Task prompt: Quote the text below on dog calluses between "This generally happens" and "or sitting down.", inclusive, without changing a word.

Text provided:
Does your dog have black hard patches on it's elbows, hips, back legs or ears? Is there very little fur growing in these areas?

This generally happens as these are pressure points or pressure sores on your dog. These are the parts that take most of your dog's body weight when it's lying or sitting down. 

They are like calluses or hard skin and you tend to find them on dogs that lie on hard floors a lot such as tiles, concrete, wood etc. more so than those dogs that have carpet under their paws. The areas around the elbows, hips and ears may present as small dry patches of skin and over time when left untreated being to appear as black patches or calluses.

Think about the number of times your dog lies or sits down on hard surfaces, the elbows and hips are always taking the brunt of your dog's weight added to by the force of the flop of your dog onto the floor.

The black calluses start out as dry skin that begins to harden and thicken over time, if left untreated. On the whole they're not detrimental to your dog's health but they can begin to cause long term problems if they're not dealt with at an early stage or if you ignore them altogether. 

One of the main issues you'll have is that they can begin to restrict your dog's movements. The skin around their elbows no longer has the elasticity needed to be flexible for the joints to have full range of movement. You find that dogs with really formed black calluses struggle to get into and out of certain positions as these dry patches can be sore areas. Think of it abit like you having dry hands that never get moisturised, over time they become harden and sore and you'll struggle to open up your fingers properly, to have the full range of movement as the skin can't stretch to where it needs to go to accommodate the movement.

Also that hard skin can begin to crack, it can be affected by changes in climate, can become infected with bacteria, bleed, ulcerate or form cysts leading to further problems. It can also become itchy to the point that your dog starts biting the area to help relieve the itch but long term makes the areas worse.


Why Do Dogs Get Black/Sore Patches on Their Elbows, Hips and Ears?

[Records in a dataset]
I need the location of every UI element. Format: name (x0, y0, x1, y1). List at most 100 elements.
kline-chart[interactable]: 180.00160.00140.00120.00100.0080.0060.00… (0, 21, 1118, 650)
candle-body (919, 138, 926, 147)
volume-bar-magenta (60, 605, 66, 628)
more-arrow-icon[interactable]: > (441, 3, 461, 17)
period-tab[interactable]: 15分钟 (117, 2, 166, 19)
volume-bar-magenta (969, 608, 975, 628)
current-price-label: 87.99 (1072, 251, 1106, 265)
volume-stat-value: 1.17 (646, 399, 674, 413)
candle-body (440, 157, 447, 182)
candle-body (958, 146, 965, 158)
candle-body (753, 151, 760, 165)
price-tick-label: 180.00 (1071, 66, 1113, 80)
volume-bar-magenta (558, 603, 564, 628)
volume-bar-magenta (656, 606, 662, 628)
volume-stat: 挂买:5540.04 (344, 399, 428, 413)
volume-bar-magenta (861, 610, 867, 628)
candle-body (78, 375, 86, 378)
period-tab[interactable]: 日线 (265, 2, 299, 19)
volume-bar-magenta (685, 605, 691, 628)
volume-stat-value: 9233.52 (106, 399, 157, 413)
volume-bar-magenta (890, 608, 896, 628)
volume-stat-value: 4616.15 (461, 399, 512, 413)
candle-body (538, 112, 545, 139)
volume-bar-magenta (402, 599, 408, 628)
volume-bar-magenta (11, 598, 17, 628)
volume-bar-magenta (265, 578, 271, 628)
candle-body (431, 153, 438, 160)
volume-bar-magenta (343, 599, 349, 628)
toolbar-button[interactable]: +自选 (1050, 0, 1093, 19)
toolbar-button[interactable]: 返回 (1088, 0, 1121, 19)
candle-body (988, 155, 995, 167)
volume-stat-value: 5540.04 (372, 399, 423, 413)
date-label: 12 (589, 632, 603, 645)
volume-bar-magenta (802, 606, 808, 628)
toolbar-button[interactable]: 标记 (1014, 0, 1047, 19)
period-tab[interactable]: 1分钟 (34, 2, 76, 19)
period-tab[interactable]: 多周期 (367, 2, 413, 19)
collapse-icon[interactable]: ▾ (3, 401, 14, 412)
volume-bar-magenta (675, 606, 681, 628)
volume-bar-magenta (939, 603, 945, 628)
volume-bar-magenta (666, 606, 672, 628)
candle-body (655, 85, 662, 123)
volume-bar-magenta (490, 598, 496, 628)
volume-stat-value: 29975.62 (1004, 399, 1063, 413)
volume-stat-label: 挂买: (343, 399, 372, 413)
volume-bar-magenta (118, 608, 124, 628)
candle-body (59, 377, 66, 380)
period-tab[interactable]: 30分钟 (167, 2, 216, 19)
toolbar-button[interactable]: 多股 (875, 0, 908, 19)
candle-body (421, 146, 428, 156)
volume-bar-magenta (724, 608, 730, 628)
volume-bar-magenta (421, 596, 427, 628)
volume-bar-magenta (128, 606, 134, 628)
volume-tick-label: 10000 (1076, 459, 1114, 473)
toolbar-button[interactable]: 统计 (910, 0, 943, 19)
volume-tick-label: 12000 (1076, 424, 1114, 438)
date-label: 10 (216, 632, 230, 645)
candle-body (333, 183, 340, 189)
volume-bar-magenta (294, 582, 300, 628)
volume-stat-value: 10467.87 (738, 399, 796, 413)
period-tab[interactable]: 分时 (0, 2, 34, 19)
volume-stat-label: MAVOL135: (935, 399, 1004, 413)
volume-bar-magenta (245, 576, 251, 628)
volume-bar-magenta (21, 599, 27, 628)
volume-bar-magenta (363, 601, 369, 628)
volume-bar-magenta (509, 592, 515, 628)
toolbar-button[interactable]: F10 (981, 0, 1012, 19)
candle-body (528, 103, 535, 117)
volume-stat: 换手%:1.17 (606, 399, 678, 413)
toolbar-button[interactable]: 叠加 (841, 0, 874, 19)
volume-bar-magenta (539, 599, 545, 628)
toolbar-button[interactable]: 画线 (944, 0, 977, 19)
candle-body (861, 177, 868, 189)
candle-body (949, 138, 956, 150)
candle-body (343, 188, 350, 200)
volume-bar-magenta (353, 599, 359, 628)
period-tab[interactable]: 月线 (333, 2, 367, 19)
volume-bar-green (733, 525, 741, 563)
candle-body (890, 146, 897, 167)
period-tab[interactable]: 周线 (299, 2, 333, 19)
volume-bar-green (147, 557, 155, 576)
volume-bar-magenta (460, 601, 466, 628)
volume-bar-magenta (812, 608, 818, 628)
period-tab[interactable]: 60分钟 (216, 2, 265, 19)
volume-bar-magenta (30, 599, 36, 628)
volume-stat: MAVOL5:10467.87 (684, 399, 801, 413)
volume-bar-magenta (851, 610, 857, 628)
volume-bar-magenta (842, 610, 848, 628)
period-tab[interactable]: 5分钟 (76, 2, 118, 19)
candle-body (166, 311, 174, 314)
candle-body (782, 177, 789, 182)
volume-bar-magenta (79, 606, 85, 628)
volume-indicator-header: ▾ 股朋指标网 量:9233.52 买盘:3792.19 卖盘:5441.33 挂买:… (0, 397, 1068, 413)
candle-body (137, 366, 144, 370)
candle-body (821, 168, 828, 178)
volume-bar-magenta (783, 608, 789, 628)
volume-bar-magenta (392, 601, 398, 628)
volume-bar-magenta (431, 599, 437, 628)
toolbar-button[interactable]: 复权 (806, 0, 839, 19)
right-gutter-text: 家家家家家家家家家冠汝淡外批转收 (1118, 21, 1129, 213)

Solution:
This generally happens as these are pressure points or pressure sores on your dog. These are the parts that take most of your dog's body weight when it's lying or sitting down.